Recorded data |
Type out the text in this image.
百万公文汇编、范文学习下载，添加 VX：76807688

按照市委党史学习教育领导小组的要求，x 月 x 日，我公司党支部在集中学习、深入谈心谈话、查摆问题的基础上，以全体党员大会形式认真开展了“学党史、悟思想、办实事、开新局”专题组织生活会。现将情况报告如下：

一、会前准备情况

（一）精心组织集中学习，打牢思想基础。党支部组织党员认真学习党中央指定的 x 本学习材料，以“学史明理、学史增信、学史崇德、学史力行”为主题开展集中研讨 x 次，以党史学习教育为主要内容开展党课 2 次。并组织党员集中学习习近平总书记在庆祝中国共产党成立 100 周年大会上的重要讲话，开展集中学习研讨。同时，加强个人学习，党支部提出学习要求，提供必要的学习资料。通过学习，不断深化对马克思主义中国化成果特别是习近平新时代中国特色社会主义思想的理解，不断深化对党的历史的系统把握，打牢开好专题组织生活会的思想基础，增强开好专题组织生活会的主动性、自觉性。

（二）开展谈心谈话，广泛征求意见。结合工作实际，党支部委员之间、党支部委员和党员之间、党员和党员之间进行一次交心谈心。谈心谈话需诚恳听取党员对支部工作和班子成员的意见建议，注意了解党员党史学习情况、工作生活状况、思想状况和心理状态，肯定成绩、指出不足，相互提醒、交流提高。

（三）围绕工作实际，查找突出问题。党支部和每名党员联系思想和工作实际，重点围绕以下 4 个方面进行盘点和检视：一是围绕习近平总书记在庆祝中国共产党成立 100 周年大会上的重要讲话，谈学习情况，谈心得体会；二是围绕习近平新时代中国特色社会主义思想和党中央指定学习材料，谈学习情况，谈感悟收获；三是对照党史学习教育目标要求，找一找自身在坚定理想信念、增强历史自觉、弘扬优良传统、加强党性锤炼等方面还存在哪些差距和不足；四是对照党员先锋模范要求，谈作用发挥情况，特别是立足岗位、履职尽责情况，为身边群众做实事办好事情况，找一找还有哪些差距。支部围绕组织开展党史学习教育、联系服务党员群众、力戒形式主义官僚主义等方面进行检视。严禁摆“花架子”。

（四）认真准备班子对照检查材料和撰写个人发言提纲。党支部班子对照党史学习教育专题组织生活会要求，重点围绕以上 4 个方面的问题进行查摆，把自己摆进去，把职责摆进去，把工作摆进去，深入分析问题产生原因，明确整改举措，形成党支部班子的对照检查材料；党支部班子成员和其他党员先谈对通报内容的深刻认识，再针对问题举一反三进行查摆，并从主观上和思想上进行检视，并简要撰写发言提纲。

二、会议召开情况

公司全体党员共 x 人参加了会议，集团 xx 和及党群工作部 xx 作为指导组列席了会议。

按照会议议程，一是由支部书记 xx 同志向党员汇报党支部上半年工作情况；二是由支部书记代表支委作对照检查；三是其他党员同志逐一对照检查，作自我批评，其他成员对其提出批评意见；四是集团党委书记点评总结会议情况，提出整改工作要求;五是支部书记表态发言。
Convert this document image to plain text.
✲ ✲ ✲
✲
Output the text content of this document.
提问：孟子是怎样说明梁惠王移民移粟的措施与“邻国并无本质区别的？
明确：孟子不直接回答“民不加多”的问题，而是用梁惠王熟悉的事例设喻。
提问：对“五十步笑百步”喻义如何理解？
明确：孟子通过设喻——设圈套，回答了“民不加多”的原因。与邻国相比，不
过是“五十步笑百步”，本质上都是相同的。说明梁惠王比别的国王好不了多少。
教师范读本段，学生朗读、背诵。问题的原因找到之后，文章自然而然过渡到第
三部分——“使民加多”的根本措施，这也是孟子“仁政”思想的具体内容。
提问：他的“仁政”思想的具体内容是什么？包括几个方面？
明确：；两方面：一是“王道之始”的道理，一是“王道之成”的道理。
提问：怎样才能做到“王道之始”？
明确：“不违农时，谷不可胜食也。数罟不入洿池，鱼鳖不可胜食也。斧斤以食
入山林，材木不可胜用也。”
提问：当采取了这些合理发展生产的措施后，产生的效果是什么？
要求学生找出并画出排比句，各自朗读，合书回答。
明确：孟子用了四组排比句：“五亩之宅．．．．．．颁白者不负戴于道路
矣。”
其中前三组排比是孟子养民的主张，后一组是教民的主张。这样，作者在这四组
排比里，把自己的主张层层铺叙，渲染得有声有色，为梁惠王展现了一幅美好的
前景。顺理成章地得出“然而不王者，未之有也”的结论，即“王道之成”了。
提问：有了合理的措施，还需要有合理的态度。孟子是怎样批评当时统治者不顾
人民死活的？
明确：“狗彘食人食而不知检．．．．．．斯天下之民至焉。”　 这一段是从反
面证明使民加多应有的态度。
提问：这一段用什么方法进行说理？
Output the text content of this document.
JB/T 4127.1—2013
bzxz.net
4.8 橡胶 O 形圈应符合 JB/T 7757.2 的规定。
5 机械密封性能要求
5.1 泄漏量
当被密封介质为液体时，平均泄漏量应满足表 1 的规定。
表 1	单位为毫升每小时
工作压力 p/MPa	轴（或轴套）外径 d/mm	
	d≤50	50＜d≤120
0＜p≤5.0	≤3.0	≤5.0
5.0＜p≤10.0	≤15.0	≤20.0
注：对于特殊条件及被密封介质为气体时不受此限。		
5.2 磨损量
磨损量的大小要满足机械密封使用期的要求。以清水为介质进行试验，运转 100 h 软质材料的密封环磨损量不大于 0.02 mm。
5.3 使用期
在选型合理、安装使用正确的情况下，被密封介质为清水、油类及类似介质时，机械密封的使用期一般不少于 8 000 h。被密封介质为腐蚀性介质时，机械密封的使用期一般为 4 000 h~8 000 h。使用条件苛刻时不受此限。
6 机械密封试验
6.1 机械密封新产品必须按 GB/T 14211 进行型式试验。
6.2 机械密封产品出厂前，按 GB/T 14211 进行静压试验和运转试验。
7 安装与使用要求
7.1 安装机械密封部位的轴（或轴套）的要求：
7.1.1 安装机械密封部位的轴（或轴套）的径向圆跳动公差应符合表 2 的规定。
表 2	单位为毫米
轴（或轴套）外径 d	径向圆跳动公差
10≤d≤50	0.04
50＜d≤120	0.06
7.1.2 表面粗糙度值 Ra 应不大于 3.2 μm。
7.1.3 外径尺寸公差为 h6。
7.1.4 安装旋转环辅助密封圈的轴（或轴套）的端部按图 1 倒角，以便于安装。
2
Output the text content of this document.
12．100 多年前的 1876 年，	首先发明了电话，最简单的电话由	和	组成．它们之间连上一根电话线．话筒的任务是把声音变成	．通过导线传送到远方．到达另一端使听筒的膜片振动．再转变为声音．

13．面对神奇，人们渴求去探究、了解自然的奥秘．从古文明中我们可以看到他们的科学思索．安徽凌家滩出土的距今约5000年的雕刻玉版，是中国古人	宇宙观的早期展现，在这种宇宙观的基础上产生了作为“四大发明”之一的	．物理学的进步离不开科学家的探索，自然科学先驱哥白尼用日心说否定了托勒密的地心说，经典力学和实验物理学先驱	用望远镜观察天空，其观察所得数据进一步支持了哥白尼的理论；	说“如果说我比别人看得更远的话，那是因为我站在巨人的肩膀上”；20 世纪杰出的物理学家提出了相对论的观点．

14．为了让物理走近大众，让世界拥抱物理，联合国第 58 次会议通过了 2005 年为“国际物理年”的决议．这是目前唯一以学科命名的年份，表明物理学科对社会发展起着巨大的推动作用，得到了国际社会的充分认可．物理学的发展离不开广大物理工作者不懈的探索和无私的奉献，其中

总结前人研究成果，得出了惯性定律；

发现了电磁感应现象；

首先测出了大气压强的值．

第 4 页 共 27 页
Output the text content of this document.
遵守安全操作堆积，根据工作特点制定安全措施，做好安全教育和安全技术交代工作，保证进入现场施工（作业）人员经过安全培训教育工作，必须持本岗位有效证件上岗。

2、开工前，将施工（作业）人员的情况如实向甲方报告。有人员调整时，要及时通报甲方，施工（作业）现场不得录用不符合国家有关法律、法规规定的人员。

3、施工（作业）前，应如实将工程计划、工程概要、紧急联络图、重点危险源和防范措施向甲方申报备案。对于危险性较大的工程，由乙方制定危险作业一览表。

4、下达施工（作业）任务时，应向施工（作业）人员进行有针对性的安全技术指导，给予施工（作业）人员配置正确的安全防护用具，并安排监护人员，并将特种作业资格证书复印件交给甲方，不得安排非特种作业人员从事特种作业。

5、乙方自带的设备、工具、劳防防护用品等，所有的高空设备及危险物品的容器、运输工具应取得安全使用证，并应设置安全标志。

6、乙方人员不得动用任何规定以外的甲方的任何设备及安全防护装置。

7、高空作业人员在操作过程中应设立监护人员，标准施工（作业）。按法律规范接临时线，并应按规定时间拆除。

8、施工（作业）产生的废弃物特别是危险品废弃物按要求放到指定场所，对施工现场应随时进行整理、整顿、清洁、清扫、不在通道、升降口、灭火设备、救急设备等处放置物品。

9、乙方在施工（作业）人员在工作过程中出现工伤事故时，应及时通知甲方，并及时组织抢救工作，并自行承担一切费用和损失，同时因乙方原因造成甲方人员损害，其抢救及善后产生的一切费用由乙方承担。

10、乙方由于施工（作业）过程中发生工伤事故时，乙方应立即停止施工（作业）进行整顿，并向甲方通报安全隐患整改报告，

Directions for this task | Say how many lines in this listing hold the string "image", giving the count and nothing more.

Worked solution | 2